__Problem description__.
Count the lines below that contain the string "title". How many are there? Give only the number.

__Dataset rows__.

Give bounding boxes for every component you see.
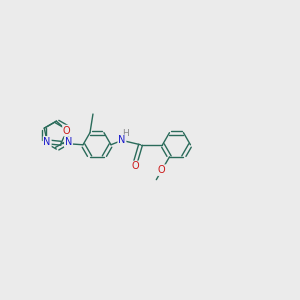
Text: O: O <box>158 165 166 175</box>
Text: N: N <box>65 137 72 147</box>
Text: N: N <box>118 135 126 146</box>
Text: N: N <box>44 137 51 147</box>
Text: H: H <box>122 129 129 138</box>
Text: O: O <box>131 161 139 171</box>
Text: O: O <box>63 125 70 136</box>
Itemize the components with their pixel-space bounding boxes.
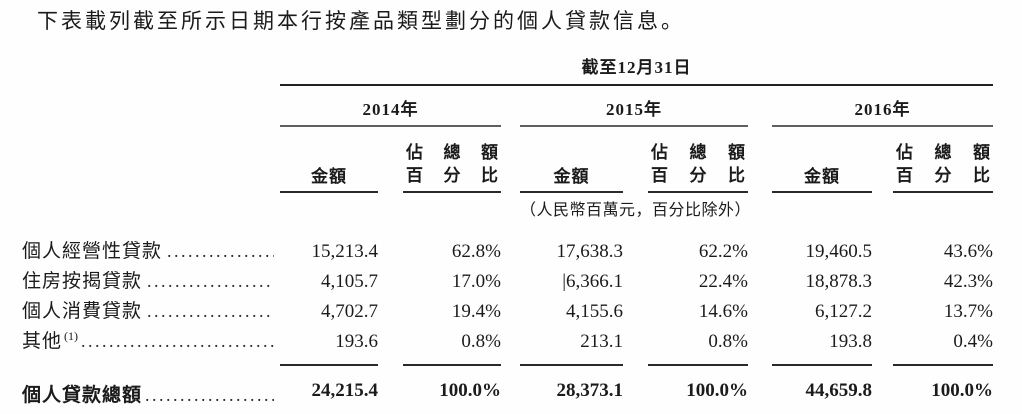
pct-header-line2: 百分比 [896,166,990,185]
year-header-2014: 2014年 [280,85,501,127]
amount-2015: 4,155.6 [566,301,623,322]
empty-cell [22,192,280,223]
column-gap [748,85,772,126]
amount-2016: 19,460.5 [805,241,873,262]
year-header-2016: 2016年 [772,85,993,127]
column-gap [378,126,403,192]
table-row-others: 其他(1) ..................................… [22,323,993,353]
amount-2016: 18,878.3 [805,271,873,292]
row-label: 住房按揭貸款 [22,271,143,292]
table-row-personal-operating-loans: 個人經營性貸款 ................................… [22,223,993,263]
empty-cell [748,192,993,223]
pct-header-line1: 佔總額 [651,143,745,162]
as-at-date-header: 截至12月31日 [280,46,993,86]
amount-header-2016: 金額 [772,126,872,193]
amount-2015: |6,366.1 [562,271,623,292]
pct-2014: 62.8% [451,241,501,262]
total-amount-2014: 24,215.4 [280,364,378,414]
pct-header-line2: 百分比 [406,166,498,185]
total-pct-2014: 100.0% [403,364,501,414]
column-header-row: 金額 佔總額 百分比 金額 佔總額 百分比 金額 佔總額 百分比 [22,126,993,193]
page-title: 下表載列截至所示日期本行按產品類型劃分的個人貸款信息。 [37,9,685,33]
column-gap [872,126,893,192]
pct-2015: 14.6% [698,301,748,322]
total-pct-2015: 100.0% [648,364,748,414]
dot-leader: ........................................… [147,301,274,321]
row-label-cell: 個人經營性貸款 ................................… [22,223,280,263]
row-label: 個人消費貸款 [22,301,143,322]
column-gap [501,85,520,126]
total-label-cell: 個人貸款總額 .................................… [22,365,280,414]
pct-header-line1: 佔總額 [896,143,990,162]
empty-cell [22,85,280,126]
amount-header-2015: 金額 [520,126,623,193]
pct-2016: 0.4% [953,331,993,352]
row-label: 個人經營性貸款 [22,241,163,262]
table-row-total-personal-loans: 個人貸款總額 .................................… [22,364,993,414]
personal-loans-by-product-table: 截至12月31日 2014年 2015年 2016年 金額 佔總額 百分比 金額… [22,46,993,414]
unit-note: （人民幣百萬元，百分比除外） [520,202,752,219]
amount-2015: 213.1 [580,331,623,352]
total-label: 個人貸款總額 [22,384,143,406]
total-amount-2016: 44,659.8 [772,364,872,414]
pct-2015: 22.4% [698,271,748,292]
total-pct-2016: 100.0% [893,364,993,414]
amount-2014: 4,105.7 [321,271,378,292]
row-label: 其他 [22,331,63,352]
pct-2014: 0.8% [461,331,501,352]
dot-leader: ........................................… [147,271,274,291]
amount-2014: 15,213.4 [311,241,379,262]
unit-note-row: （人民幣百萬元，百分比除外） [22,192,993,223]
amount-2016: 6,127.2 [815,301,872,322]
year-header-2015: 2015年 [520,85,748,127]
amount-2014: 4,702.7 [321,301,378,322]
pct-2014: 19.4% [451,301,501,322]
column-gap [748,126,772,192]
pct-2016: 42.3% [943,271,993,292]
dot-leader: ........................................… [145,384,274,405]
dot-leader: ........................................… [167,241,274,261]
pct-2015: 62.2% [698,241,748,262]
pct-2016: 13.7% [943,301,993,322]
pct-header-line1: 佔總額 [406,143,498,162]
row-label-cell: 住房按揭貸款 .................................… [22,263,280,293]
pct-of-total-header-2014: 佔總額 百分比 [403,126,501,193]
table-row-residential-mortgage-loans: 住房按揭貸款 .................................… [22,263,993,293]
pct-of-total-header-2015: 佔總額 百分比 [648,126,748,193]
spacer-row [22,353,993,365]
pct-2014: 17.0% [451,271,501,292]
year-header-row: 2014年 2015年 2016年 [22,85,993,127]
amount-2016: 193.8 [829,331,872,352]
total-amount-2015: 28,373.1 [520,364,623,414]
footnote-marker: (1) [64,329,79,343]
pct-of-total-header-2016: 佔總額 百分比 [893,126,993,193]
amount-2014: 193.6 [335,331,378,352]
pct-2015: 0.8% [708,331,748,352]
row-label-cell: 其他(1) ..................................… [22,323,280,353]
row-label-cell: 個人消費貸款 .................................… [22,293,280,323]
empty-cell [22,46,280,85]
table-date-header-row: 截至12月31日 [22,46,993,86]
amount-2015: 17,638.3 [556,241,624,262]
dot-leader: ........................................… [81,331,274,351]
empty-cell [280,192,520,223]
amount-header-2014: 金額 [280,126,378,193]
pct-header-line2: 百分比 [651,166,745,185]
column-gap [623,126,648,192]
table-row-personal-consumption-loans: 個人消費貸款 .................................… [22,293,993,323]
empty-cell [22,126,280,192]
column-gap [501,126,520,192]
pct-2016: 43.6% [943,241,993,262]
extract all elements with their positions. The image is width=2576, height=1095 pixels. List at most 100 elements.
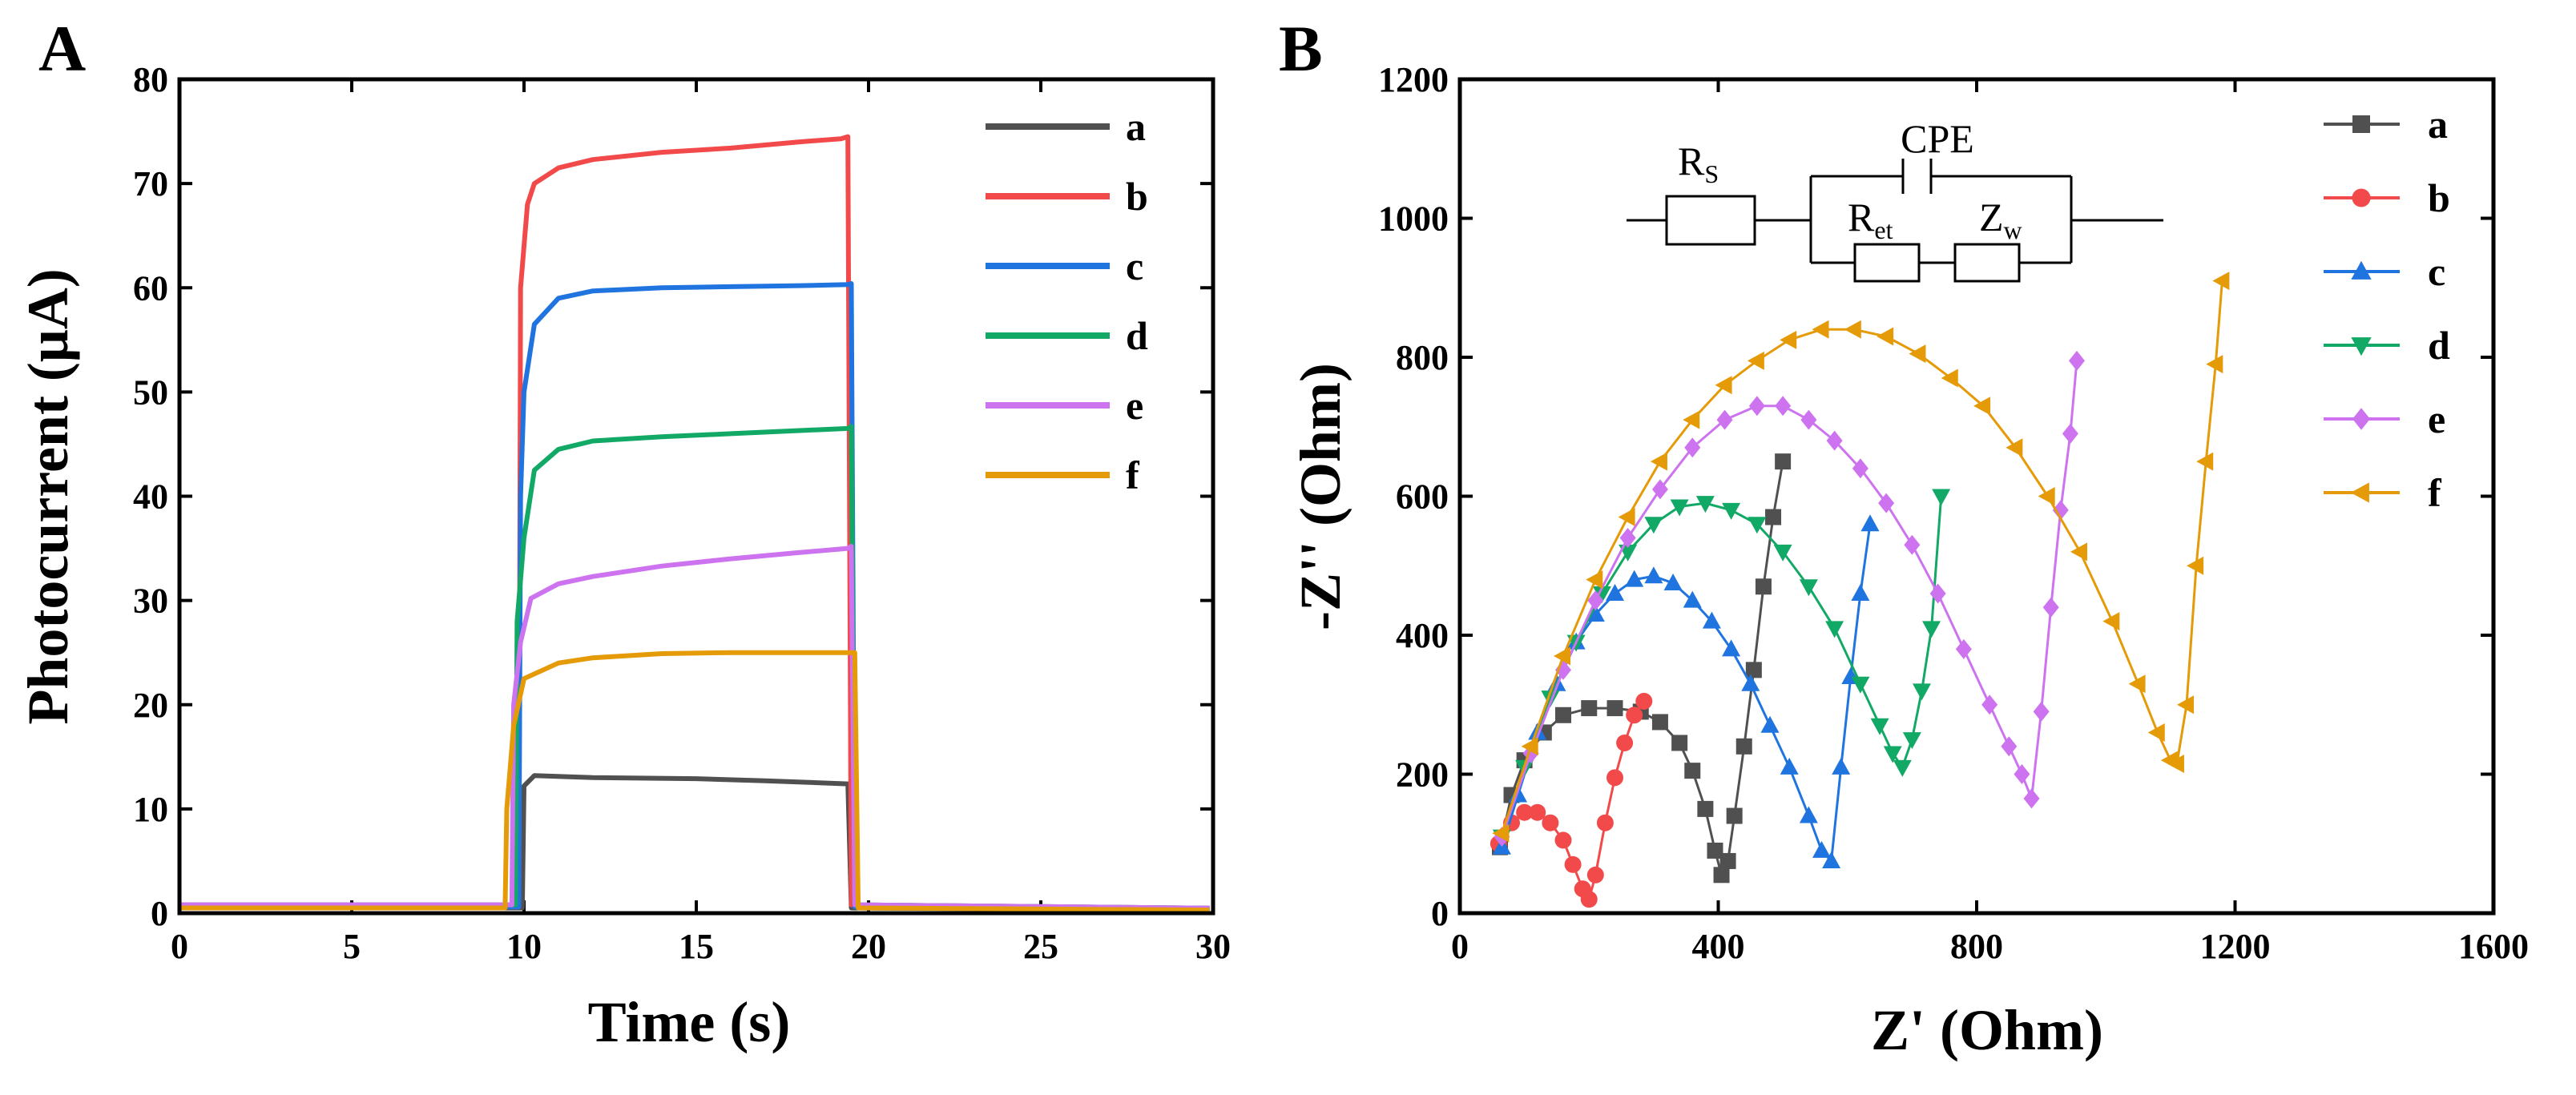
panel-b-series-f-point (2147, 723, 2165, 742)
panel-b-series-f-point (2006, 438, 2023, 457)
panel-b-series-c-point (1822, 851, 1841, 868)
panel-b-series-f-point (2206, 355, 2223, 374)
panel-b-series-b-point (1580, 891, 1598, 908)
panel-b-series-f-point (2070, 542, 2087, 562)
panel-b-series-d-point (1670, 499, 1689, 517)
circuit-label-zw: Zw (1979, 195, 2022, 244)
panel-b-series-f-point (1618, 508, 1635, 527)
panel-b-series-c-point (1586, 604, 1605, 622)
panel-a-x-tick-label: 0 (171, 927, 188, 966)
panel-b-series-e-point (1929, 583, 1946, 604)
panel-b-series-f-point (1973, 397, 1991, 416)
panel-b-series-f-point (2038, 487, 2055, 505)
panel-b-series-d-line (1500, 496, 1943, 838)
panel-b-legend-marker-b (2352, 188, 2371, 207)
panel-b-series-a-point (1671, 735, 1688, 751)
panel-b-series-e-point (1800, 409, 1817, 430)
panel-b-series-f-point (2102, 612, 2120, 631)
panel-b-series-f-point (2212, 272, 2230, 291)
panel-b-series-d-point (1748, 517, 1767, 534)
panel-b-series-e-point (1651, 479, 1668, 500)
panel-b-y-tick-label: 800 (1396, 338, 1449, 377)
panel-b: B Z' (Ohm) -Z'' (Ohm) 0 400 800 1200 1600 0 20… (1279, 12, 2529, 1062)
panel-b-series-a-point (1684, 763, 1701, 779)
panel-a-series-group (179, 134, 1210, 913)
panel-b-series-d-point (1722, 502, 1741, 520)
panel-b-series-e-point (1748, 396, 1765, 417)
panel-b-series-e-point (1775, 396, 1792, 417)
panel-b-series-d-point (1912, 683, 1931, 701)
panel-a-y-tick-label: 30 (133, 582, 168, 621)
panel-b-series-c-point (1702, 611, 1721, 629)
panel-b-legend-marker-d (2351, 337, 2372, 356)
panel-a-y-tick-label: 40 (133, 477, 168, 517)
panel-b-series-f-point (1877, 327, 1894, 346)
panel-b-series-a-point (1651, 714, 1668, 731)
panel-b-series-e-point (2014, 764, 2030, 784)
panel-b-x-tick-label: 1200 (2200, 927, 2271, 966)
panel-a-legend-label-e: e (1126, 383, 1143, 428)
panel-b-series-c-point (1722, 639, 1741, 657)
panel-b-series-f-point (1747, 351, 1764, 370)
panel-a-series-d-line (179, 424, 1210, 911)
panel-b-y-tick-label: 0 (1431, 894, 1449, 933)
panel-a-x-tick-label: 25 (1023, 927, 1058, 966)
panel-b-series-b-point (1606, 769, 1623, 787)
panel-b-series-c-point (1799, 806, 1818, 823)
panel-b-legend-marker-c (2351, 260, 2372, 280)
panel-a-y-tick-label: 50 (133, 372, 168, 412)
panel-b-series-a-point (1707, 842, 1723, 859)
panel-b-series-c-point (1741, 674, 1760, 691)
panel-b-series-d-point (1932, 489, 1951, 506)
panel-b-series-d-point (1922, 621, 1941, 638)
panel-a-series-e-line (179, 544, 1210, 911)
panel-b-series-e-point (2062, 423, 2078, 444)
circuit-label-cpe: CPE (1901, 116, 1974, 161)
panel-a-x-tick-label: 10 (506, 927, 542, 966)
panel-b-y-tick-label: 600 (1396, 477, 1449, 517)
panel-a-y-tick-label: 70 (133, 164, 168, 203)
panel-b-series-e-point (2042, 597, 2059, 618)
panel-b-y-tick-label: 1000 (1378, 199, 1449, 239)
circuit-label-ret: Ret (1848, 195, 1893, 244)
panel-b-label: B (1279, 12, 1323, 85)
panel-b-series-a-point (1555, 707, 1571, 723)
panel-b-series-b-point (1635, 692, 1653, 710)
panel-b-series-c-point (1683, 590, 1702, 608)
panel-b-legend-label-b: b (2428, 175, 2450, 220)
panel-b-series-f-point (1715, 376, 1732, 395)
panel-a-x-tick-label: 20 (851, 927, 886, 966)
panel-b-series-a-point (1581, 700, 1598, 717)
panel-a-legend-label-a: a (1126, 104, 1146, 149)
panel-b-series-c-point (1663, 573, 1683, 590)
panel-b-series-d-point (1893, 759, 1912, 777)
panel-a-y-tick-label: 80 (133, 60, 168, 99)
panel-b-series-c-point (1644, 566, 1663, 584)
circuit-label-rs-sub: S (1704, 159, 1719, 188)
panel-b-series-e-point (1684, 437, 1701, 458)
circuit-label-rs: RS (1678, 139, 1719, 188)
panel-b-series-e-point (1981, 694, 1998, 715)
panel-b-x-tick-label: 0 (1451, 927, 1469, 966)
panel-b-series-f-point (1844, 320, 1861, 339)
panel-b-legend-marker-f (2350, 482, 2369, 503)
panel-a-series-f-line (179, 650, 1210, 913)
panel-a-x-axis-title: Time (s) (588, 990, 791, 1054)
panel-b-series-b-point (1586, 866, 1604, 884)
panel-b-series-b-point (1626, 707, 1643, 724)
panel-b-legend-marker-a (2352, 115, 2370, 133)
panel-b-series-f-point (1683, 410, 1700, 429)
panel-b-series-e-point (1716, 409, 1733, 430)
panel-b-series-f-point (1650, 452, 1667, 471)
panel-b-series-group (1490, 272, 2230, 908)
panel-b-series-d-point (1851, 676, 1870, 694)
panel-b-series-e-point (1826, 430, 1843, 451)
panel-b-series-f-point (1909, 344, 1926, 364)
circuit-label-zw-sub: w (2004, 215, 2022, 244)
panel-b-series-d-point (1825, 621, 1844, 638)
circuit-label-zw-main: Z (1979, 195, 2004, 240)
panel-b-series-a-point (1765, 509, 1782, 525)
panel-b-series-f-point (1812, 320, 1829, 339)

__Task response__.
2